Exercise objective:
From the entries below, count the lines with "right". Write only the count.

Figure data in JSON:

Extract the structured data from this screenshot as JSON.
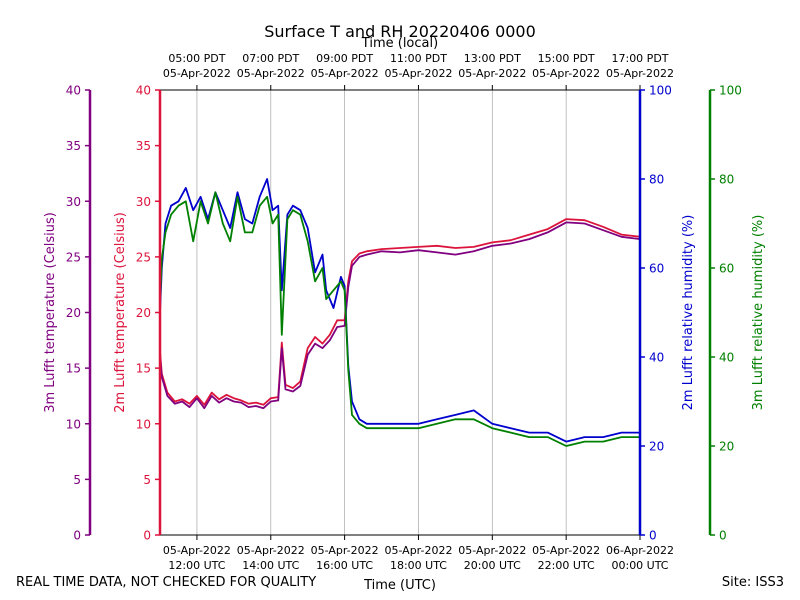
{
  "chart_data": {
    "type": "line",
    "title": "Surface T and RH 20220406 0000",
    "xlabel_bottom": "Time (UTC)",
    "xlabel_top": "Time (local)",
    "x_range_utc_hours": [
      11,
      24
    ],
    "bottom_ticks": [
      {
        "hour": 12,
        "line1": "05-Apr-2022",
        "line2": "12:00 UTC"
      },
      {
        "hour": 14,
        "line1": "05-Apr-2022",
        "line2": "14:00 UTC"
      },
      {
        "hour": 16,
        "line1": "05-Apr-2022",
        "line2": "16:00 UTC"
      },
      {
        "hour": 18,
        "line1": "05-Apr-2022",
        "line2": "18:00 UTC"
      },
      {
        "hour": 20,
        "line1": "05-Apr-2022",
        "line2": "20:00 UTC"
      },
      {
        "hour": 22,
        "line1": "05-Apr-2022",
        "line2": "22:00 UTC"
      },
      {
        "hour": 24,
        "line1": "06-Apr-2022",
        "line2": "00:00 UTC"
      }
    ],
    "top_ticks": [
      {
        "hour": 12,
        "line1": "05:00 PDT",
        "line2": "05-Apr-2022"
      },
      {
        "hour": 14,
        "line1": "07:00 PDT",
        "line2": "05-Apr-2022"
      },
      {
        "hour": 16,
        "line1": "09:00 PDT",
        "line2": "05-Apr-2022"
      },
      {
        "hour": 18,
        "line1": "11:00 PDT",
        "line2": "05-Apr-2022"
      },
      {
        "hour": 20,
        "line1": "13:00 PDT",
        "line2": "05-Apr-2022"
      },
      {
        "hour": 22,
        "line1": "15:00 PDT",
        "line2": "05-Apr-2022"
      },
      {
        "hour": 24,
        "line1": "17:00 PDT",
        "line2": "05-Apr-2022"
      }
    ],
    "grid": "vertical",
    "axes": {
      "t3m": {
        "label": "3m Lufft temperature (Celsius)",
        "color": "#800080",
        "ylim": [
          0,
          40
        ],
        "ticks": [
          0,
          5,
          10,
          15,
          20,
          25,
          30,
          35,
          40
        ],
        "side": "left-outer"
      },
      "t2m": {
        "label": "2m Lufft temperature (Celsius)",
        "color": "#DC143C",
        "ylim": [
          0,
          40
        ],
        "ticks": [
          0,
          5,
          10,
          15,
          20,
          25,
          30,
          35,
          40
        ],
        "side": "left-inner"
      },
      "rh2m": {
        "label": "2m Lufft relative humidity (%)",
        "color": "#0000CD",
        "ylim": [
          0,
          100
        ],
        "ticks": [
          0,
          20,
          40,
          60,
          80,
          100
        ],
        "side": "right-inner"
      },
      "rh3m": {
        "label": "3m Lufft relative humidity (%)",
        "color": "#008000",
        "ylim": [
          0,
          100
        ],
        "ticks": [
          0,
          20,
          40,
          60,
          80,
          100
        ],
        "side": "right-outer"
      }
    },
    "series": [
      {
        "axis": "t2m",
        "color": "#DC143C",
        "x": [
          11.0,
          11.05,
          11.2,
          11.4,
          11.6,
          11.8,
          12.0,
          12.2,
          12.4,
          12.6,
          12.8,
          13.0,
          13.2,
          13.4,
          13.6,
          13.8,
          14.0,
          14.2,
          14.3,
          14.4,
          14.6,
          14.8,
          15.0,
          15.2,
          15.4,
          15.6,
          15.8,
          16.0,
          16.1,
          16.2,
          16.4,
          16.6,
          17.0,
          17.5,
          18.0,
          18.5,
          19.0,
          19.5,
          20.0,
          20.5,
          21.0,
          21.5,
          22.0,
          22.5,
          23.0,
          23.5,
          24.0
        ],
        "y": [
          16.5,
          14.5,
          12.8,
          12.0,
          12.2,
          11.8,
          12.5,
          11.7,
          12.8,
          12.2,
          12.6,
          12.3,
          12.1,
          11.8,
          11.9,
          11.7,
          12.3,
          12.4,
          17.3,
          13.5,
          13.2,
          13.8,
          16.8,
          17.8,
          17.2,
          18.0,
          19.3,
          19.3,
          22.8,
          24.6,
          25.3,
          25.5,
          25.7,
          25.8,
          25.9,
          26.0,
          25.8,
          25.9,
          26.3,
          26.5,
          27.0,
          27.5,
          28.4,
          28.3,
          27.7,
          27.0,
          26.8
        ]
      },
      {
        "axis": "t3m",
        "color": "#800080",
        "x": [
          11.0,
          11.05,
          11.2,
          11.4,
          11.6,
          11.8,
          12.0,
          12.2,
          12.4,
          12.6,
          12.8,
          13.0,
          13.2,
          13.4,
          13.6,
          13.8,
          14.0,
          14.2,
          14.3,
          14.4,
          14.6,
          14.8,
          15.0,
          15.2,
          15.4,
          15.6,
          15.8,
          16.0,
          16.1,
          16.2,
          16.4,
          16.6,
          17.0,
          17.5,
          18.0,
          18.5,
          19.0,
          19.5,
          20.0,
          20.5,
          21.0,
          21.5,
          22.0,
          22.5,
          23.0,
          23.5,
          24.0
        ],
        "y": [
          16.0,
          14.2,
          12.5,
          11.8,
          12.0,
          11.5,
          12.3,
          11.4,
          12.5,
          11.9,
          12.3,
          12.0,
          11.9,
          11.5,
          11.6,
          11.4,
          12.0,
          12.1,
          16.8,
          13.1,
          12.9,
          13.4,
          16.2,
          17.2,
          16.8,
          17.5,
          18.7,
          18.8,
          22.3,
          24.2,
          25.0,
          25.2,
          25.5,
          25.4,
          25.6,
          25.4,
          25.2,
          25.5,
          26.0,
          26.2,
          26.6,
          27.2,
          28.1,
          28.0,
          27.4,
          26.8,
          26.6
        ]
      },
      {
        "axis": "rh2m",
        "color": "#0000CD",
        "x": [
          11.0,
          11.05,
          11.15,
          11.3,
          11.5,
          11.7,
          11.9,
          12.1,
          12.3,
          12.5,
          12.7,
          12.9,
          13.1,
          13.3,
          13.5,
          13.7,
          13.9,
          14.05,
          14.2,
          14.3,
          14.45,
          14.6,
          14.8,
          15.0,
          15.2,
          15.4,
          15.5,
          15.7,
          15.9,
          16.0,
          16.1,
          16.2,
          16.4,
          16.6,
          17.0,
          17.5,
          18.0,
          18.5,
          19.0,
          19.5,
          20.0,
          20.5,
          21.0,
          21.5,
          22.0,
          22.5,
          23.0,
          23.5,
          24.0
        ],
        "y": [
          50,
          60,
          70,
          74,
          75,
          78,
          73,
          76,
          71,
          77,
          73,
          69,
          77,
          71,
          70,
          76,
          80,
          73,
          74,
          55,
          72,
          74,
          73,
          69,
          59,
          63,
          55,
          51,
          58,
          56,
          38,
          30,
          26,
          25,
          25,
          25,
          25,
          26,
          27,
          28,
          25,
          24,
          23,
          23,
          21,
          22,
          22,
          23,
          23
        ]
      },
      {
        "axis": "rh3m",
        "color": "#008000",
        "x": [
          11.0,
          11.05,
          11.15,
          11.3,
          11.5,
          11.7,
          11.9,
          12.1,
          12.3,
          12.5,
          12.7,
          12.9,
          13.1,
          13.3,
          13.5,
          13.7,
          13.9,
          14.05,
          14.2,
          14.3,
          14.45,
          14.6,
          14.8,
          15.0,
          15.2,
          15.4,
          15.5,
          15.7,
          15.9,
          16.0,
          16.1,
          16.2,
          16.4,
          16.6,
          17.0,
          17.5,
          18.0,
          18.5,
          19.0,
          19.5,
          20.0,
          20.5,
          21.0,
          21.5,
          22.0,
          22.5,
          23.0,
          23.5,
          24.0
        ],
        "y": [
          52,
          62,
          68,
          72,
          74,
          75,
          66,
          75,
          70,
          77,
          70,
          66,
          76,
          68,
          68,
          74,
          76,
          70,
          72,
          45,
          71,
          73,
          72,
          66,
          57,
          60,
          53,
          55,
          57,
          55,
          37,
          27,
          25,
          24,
          24,
          24,
          24,
          25,
          26,
          26,
          24,
          23,
          22,
          22,
          20,
          21,
          21,
          22,
          22
        ]
      }
    ]
  },
  "footer": {
    "left": "REAL TIME DATA, NOT CHECKED FOR QUALITY",
    "right": "Site: ISS3"
  }
}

Written response:
3